**Exercise prompt**.
Give the number of lines holding the string "ylabel" and nothing more.

**Material for this exercise**.
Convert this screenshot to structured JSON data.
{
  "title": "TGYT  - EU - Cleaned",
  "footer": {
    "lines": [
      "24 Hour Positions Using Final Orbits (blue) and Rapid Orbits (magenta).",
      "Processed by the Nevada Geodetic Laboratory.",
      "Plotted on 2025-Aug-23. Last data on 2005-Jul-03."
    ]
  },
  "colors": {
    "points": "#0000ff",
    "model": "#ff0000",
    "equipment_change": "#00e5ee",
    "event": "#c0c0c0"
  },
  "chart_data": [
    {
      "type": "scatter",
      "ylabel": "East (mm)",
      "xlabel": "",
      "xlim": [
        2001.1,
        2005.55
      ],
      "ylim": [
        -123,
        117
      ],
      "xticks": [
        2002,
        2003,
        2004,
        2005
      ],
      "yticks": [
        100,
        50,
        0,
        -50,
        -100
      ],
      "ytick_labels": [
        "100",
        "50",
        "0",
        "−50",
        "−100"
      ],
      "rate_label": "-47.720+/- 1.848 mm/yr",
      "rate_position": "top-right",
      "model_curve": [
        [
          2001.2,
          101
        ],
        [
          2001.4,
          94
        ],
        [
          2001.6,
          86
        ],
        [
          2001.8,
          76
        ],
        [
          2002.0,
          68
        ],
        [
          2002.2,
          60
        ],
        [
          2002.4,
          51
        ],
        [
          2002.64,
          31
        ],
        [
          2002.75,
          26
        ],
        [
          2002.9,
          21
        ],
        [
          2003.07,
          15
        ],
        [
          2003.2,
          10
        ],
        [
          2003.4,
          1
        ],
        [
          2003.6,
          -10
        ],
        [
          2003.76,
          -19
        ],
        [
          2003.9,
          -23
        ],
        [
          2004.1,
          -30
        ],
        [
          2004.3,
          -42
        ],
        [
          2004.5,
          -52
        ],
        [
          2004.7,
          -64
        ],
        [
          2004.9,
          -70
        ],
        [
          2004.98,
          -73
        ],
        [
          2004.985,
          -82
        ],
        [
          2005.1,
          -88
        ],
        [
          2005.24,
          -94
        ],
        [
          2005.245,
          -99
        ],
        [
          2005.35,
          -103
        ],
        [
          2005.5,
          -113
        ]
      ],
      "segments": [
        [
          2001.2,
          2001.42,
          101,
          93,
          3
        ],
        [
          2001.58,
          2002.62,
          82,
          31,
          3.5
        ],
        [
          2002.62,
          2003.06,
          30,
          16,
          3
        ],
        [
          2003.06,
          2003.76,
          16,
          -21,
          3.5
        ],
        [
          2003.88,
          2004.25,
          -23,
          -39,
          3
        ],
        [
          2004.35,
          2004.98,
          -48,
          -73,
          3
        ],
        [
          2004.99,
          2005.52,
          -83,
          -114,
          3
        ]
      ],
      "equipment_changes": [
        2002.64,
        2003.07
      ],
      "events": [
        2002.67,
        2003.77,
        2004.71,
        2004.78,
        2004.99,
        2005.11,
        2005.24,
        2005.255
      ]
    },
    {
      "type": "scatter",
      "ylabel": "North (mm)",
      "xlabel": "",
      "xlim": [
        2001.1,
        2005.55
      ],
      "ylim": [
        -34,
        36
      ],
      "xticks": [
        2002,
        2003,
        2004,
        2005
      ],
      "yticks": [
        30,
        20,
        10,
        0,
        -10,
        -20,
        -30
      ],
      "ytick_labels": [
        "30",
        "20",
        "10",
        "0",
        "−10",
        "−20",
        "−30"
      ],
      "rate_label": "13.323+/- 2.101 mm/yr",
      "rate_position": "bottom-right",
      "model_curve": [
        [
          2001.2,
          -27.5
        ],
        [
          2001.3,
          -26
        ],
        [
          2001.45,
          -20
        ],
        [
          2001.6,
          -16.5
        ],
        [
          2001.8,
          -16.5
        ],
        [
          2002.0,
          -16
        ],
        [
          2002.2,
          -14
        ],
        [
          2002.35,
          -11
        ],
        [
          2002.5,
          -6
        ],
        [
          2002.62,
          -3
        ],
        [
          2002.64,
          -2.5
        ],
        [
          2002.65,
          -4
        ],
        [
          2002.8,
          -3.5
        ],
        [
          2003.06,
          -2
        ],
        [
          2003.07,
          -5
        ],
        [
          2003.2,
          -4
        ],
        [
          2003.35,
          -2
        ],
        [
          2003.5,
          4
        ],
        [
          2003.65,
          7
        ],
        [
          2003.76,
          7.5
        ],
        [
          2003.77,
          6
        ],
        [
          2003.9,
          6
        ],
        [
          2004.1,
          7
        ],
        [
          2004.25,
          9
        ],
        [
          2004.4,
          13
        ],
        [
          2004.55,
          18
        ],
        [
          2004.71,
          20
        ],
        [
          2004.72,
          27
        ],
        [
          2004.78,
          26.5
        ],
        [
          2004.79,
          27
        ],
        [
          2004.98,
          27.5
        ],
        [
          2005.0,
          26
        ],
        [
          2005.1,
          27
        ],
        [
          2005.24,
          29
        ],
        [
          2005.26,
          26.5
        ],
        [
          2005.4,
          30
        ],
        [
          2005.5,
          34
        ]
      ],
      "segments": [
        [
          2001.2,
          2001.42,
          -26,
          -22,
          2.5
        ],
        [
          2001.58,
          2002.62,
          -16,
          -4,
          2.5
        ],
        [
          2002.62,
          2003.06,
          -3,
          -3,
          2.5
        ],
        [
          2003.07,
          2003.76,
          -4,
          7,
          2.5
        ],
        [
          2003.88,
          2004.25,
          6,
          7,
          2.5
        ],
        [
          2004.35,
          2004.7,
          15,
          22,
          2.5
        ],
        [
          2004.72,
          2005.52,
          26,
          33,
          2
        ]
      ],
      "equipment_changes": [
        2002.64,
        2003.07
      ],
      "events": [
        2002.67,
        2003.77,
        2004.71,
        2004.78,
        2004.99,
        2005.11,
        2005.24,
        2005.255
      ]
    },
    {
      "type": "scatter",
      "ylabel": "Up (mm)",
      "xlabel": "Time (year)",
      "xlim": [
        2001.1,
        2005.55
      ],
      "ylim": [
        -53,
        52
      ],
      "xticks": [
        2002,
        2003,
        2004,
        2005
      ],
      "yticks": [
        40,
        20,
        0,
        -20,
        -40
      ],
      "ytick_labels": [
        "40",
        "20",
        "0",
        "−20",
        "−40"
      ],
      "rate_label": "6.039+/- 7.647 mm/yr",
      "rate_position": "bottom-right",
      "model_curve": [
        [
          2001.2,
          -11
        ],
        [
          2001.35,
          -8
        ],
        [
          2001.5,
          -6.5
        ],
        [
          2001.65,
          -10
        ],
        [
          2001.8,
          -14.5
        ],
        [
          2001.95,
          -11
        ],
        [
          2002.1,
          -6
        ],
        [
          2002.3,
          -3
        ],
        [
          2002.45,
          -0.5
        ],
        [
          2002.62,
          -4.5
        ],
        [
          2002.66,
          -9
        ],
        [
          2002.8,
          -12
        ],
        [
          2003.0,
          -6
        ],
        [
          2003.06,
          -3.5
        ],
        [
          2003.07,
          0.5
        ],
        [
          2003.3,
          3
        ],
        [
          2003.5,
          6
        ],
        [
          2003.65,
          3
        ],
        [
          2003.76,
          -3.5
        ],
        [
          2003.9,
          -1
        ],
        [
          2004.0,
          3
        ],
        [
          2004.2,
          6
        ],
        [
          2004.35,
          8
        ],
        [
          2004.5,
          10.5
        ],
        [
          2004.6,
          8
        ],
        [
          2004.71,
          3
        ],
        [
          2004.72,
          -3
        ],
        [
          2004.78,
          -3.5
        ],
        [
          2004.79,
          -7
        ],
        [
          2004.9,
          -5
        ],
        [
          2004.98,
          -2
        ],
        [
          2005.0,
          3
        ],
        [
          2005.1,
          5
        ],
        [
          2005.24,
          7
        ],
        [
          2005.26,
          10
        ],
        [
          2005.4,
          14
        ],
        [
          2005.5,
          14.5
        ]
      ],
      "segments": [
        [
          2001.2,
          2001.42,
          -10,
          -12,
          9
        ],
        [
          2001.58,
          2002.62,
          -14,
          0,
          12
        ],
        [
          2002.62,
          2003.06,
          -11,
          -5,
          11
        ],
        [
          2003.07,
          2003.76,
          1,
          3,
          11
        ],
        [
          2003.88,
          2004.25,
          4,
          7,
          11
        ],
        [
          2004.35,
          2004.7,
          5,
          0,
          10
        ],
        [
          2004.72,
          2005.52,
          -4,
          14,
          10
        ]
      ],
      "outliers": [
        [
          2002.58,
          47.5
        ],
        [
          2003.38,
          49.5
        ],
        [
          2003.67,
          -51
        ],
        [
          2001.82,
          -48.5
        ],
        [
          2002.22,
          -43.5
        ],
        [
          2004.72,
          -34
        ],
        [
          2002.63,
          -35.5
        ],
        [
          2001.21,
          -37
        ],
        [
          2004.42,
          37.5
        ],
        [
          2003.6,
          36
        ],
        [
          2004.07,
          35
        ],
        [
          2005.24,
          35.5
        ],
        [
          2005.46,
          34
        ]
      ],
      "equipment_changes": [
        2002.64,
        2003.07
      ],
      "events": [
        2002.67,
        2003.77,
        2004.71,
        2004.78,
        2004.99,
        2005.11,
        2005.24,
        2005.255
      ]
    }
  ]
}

**Full solution**.
3